- **Supplied material**:
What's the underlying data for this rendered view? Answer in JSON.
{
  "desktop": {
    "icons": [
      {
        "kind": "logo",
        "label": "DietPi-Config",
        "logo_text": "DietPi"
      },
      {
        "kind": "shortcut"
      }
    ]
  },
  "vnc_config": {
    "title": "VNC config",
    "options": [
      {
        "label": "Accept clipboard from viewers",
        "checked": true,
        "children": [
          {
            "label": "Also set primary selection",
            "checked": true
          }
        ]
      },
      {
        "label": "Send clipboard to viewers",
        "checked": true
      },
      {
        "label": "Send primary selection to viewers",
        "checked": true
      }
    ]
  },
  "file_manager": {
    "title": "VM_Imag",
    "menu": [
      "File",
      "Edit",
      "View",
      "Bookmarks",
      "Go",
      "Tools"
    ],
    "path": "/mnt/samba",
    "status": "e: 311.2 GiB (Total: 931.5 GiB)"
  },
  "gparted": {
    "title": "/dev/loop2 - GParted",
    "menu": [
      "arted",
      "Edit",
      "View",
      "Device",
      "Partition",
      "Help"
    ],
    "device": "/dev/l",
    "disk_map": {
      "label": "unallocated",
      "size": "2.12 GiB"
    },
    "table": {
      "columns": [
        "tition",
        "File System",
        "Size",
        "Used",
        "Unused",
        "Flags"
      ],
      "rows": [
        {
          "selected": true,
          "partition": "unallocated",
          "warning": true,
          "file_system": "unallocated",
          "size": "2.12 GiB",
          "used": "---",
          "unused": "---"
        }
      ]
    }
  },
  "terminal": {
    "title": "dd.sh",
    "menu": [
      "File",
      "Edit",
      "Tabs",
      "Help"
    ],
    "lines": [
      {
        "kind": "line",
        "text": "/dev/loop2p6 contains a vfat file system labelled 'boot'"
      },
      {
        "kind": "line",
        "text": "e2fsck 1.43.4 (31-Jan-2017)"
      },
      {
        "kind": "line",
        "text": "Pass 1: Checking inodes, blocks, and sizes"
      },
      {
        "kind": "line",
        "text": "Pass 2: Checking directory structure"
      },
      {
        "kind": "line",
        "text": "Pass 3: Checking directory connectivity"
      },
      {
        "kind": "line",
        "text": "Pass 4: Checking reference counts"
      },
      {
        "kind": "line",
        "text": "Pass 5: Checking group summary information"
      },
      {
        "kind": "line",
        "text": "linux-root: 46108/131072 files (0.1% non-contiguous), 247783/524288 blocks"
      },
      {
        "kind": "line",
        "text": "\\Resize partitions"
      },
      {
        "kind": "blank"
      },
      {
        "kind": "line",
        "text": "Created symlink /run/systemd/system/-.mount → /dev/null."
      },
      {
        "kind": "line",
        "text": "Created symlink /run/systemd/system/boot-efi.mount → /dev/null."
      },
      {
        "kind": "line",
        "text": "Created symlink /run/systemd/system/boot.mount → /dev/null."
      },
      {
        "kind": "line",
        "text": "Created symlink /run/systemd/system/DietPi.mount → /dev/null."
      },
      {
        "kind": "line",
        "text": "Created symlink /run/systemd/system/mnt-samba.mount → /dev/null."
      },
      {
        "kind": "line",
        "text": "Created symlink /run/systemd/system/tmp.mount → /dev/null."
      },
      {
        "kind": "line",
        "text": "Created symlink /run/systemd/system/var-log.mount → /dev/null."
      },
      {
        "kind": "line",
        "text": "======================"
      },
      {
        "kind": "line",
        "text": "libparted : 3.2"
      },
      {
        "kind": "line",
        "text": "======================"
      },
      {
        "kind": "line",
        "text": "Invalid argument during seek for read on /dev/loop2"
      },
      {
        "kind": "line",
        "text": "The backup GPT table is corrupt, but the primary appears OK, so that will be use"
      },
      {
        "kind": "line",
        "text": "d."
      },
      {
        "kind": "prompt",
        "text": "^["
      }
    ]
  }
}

- **What is being asked**: Above are the records. Copy every line in them holding "mount".

- **Solved problem**:
        "text": "Created symlink /run/systemd/system/-.mount → /dev/null."
        "text": "Created symlink /run/systemd/system/boot-efi.mount → /dev/null."
        "text": "Created symlink /run/systemd/system/boot.mount → /dev/null."
        "text": "Created symlink /run/systemd/system/DietPi.mount → /dev/null."
        "text": "Created symlink /run/systemd/system/mnt-samba.mount → /dev/null."
        "text": "Created symlink /run/systemd/system/tmp.mount → /dev/null."
        "text": "Created symlink /run/systemd/system/var-log.mount → /dev/null."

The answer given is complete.